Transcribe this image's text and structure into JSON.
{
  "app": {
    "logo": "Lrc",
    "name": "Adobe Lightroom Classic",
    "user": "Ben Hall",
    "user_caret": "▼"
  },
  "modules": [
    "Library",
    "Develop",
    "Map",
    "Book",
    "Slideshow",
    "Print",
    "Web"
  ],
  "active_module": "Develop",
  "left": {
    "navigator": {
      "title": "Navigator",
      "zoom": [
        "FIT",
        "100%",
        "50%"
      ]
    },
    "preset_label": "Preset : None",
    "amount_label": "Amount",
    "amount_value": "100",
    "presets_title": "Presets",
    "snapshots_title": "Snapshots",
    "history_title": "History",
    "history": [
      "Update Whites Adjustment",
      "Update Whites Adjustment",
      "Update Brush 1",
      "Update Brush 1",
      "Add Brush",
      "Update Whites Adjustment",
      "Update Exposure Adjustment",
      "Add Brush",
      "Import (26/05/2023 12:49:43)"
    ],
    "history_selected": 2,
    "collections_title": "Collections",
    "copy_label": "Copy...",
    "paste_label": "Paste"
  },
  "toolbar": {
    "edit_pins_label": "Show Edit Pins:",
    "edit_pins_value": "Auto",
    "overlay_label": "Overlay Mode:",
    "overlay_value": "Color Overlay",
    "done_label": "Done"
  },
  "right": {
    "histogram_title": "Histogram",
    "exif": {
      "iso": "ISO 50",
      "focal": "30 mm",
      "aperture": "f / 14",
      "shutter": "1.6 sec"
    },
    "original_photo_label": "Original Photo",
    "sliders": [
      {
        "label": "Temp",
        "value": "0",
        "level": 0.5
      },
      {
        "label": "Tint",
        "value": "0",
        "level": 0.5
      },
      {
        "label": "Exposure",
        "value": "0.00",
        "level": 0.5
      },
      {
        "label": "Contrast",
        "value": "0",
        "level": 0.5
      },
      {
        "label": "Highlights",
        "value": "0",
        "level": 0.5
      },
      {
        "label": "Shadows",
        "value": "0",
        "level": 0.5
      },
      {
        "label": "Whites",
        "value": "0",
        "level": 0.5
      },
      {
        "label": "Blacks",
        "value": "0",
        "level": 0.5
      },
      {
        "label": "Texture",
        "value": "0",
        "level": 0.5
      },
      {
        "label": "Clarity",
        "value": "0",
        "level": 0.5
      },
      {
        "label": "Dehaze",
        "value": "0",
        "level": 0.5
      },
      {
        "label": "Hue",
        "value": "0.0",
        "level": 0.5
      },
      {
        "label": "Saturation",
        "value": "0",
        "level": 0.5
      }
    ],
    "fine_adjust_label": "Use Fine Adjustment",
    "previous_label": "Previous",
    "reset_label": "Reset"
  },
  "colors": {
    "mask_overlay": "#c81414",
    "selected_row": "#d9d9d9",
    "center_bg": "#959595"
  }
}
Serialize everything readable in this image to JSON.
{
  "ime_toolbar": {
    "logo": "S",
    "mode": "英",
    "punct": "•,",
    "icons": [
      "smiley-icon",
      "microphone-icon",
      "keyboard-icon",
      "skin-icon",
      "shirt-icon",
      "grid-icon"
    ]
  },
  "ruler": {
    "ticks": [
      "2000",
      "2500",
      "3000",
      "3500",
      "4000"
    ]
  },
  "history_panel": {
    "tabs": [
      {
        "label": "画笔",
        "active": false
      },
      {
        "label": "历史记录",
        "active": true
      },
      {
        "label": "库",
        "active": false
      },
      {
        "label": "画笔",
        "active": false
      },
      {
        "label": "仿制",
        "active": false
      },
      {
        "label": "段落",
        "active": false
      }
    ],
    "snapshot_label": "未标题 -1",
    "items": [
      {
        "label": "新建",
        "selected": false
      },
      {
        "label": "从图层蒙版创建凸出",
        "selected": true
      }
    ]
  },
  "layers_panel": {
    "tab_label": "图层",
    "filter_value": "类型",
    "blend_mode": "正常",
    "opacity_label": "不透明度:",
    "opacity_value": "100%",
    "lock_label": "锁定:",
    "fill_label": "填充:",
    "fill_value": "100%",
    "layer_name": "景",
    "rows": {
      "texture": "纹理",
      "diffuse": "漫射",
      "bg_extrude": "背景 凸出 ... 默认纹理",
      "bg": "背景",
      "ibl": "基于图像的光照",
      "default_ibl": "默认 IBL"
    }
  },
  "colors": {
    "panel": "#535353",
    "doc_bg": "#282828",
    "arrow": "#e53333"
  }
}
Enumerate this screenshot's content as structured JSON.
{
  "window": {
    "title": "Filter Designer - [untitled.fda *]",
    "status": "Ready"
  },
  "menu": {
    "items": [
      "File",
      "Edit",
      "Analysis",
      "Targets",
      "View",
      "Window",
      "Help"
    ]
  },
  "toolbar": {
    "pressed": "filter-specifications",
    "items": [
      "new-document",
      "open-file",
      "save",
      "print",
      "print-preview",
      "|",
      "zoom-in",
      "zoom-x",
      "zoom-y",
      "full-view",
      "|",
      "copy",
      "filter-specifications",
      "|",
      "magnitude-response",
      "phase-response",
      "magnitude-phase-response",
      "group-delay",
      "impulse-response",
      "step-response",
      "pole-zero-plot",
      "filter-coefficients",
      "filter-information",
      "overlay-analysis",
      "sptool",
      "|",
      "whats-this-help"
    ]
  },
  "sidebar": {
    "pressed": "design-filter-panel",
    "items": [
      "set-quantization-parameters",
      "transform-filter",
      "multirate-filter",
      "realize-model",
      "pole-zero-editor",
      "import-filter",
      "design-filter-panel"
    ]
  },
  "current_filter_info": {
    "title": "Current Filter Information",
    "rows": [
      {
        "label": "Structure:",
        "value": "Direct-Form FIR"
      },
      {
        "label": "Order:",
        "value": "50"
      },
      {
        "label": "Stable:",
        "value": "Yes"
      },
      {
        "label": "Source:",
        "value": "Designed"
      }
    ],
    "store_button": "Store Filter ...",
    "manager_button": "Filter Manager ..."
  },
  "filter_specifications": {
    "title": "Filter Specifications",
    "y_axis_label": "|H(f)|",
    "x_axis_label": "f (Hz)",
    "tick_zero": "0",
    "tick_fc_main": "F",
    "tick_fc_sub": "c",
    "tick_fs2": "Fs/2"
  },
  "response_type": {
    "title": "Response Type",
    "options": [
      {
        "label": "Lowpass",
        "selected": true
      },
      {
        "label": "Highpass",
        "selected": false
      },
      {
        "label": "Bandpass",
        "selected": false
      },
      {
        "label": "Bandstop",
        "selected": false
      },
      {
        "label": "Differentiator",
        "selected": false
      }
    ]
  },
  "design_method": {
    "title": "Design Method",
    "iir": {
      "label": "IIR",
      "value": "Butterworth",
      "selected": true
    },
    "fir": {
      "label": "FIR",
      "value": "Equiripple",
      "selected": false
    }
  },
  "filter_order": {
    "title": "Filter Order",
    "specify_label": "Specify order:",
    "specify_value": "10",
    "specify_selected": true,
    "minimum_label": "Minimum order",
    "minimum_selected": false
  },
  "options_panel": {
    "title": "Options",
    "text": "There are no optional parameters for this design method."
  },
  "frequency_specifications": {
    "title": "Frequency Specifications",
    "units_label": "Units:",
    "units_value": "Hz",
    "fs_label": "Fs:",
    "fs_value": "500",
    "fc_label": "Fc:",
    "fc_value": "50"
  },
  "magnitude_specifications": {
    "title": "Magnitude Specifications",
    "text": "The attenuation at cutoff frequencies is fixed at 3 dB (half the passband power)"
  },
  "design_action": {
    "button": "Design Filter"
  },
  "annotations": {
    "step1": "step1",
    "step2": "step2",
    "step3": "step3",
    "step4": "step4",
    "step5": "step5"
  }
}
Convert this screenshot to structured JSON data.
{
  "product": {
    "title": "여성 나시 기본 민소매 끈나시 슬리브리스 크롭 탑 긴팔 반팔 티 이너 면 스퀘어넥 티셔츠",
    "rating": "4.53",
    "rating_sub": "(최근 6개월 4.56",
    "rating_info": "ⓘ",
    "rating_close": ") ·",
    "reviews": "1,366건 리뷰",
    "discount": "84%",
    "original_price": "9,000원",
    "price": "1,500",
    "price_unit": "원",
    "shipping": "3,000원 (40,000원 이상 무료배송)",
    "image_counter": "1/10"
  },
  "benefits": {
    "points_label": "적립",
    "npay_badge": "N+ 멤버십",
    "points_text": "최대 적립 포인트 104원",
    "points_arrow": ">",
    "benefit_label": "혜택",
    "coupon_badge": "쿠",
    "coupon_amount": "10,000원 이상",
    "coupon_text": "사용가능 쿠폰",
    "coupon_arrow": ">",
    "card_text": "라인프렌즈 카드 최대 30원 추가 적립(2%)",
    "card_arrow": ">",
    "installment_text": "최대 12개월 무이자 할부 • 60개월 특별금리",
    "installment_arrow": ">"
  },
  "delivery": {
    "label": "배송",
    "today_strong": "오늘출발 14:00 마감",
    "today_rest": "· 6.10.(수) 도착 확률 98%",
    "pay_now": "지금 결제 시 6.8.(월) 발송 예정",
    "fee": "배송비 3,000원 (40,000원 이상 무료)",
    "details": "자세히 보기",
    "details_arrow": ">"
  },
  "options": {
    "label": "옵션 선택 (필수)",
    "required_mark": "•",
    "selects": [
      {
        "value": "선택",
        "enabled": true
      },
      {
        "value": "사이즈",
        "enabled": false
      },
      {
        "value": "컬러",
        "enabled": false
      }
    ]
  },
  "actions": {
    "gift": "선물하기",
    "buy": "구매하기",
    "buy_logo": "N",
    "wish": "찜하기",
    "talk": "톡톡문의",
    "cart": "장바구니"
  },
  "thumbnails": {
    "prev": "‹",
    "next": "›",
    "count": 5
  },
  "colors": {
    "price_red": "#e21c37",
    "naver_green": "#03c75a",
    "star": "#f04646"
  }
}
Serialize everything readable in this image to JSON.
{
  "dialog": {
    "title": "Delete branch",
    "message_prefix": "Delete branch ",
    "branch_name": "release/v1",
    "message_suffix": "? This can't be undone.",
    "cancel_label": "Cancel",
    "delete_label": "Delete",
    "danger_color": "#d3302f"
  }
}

###

■ What you will do
Gather all lines from the listing above in which "parameters" occurs.

■ Complete output
      "set-quantization-parameters",
    "text": "There are no optional parameters for this design method."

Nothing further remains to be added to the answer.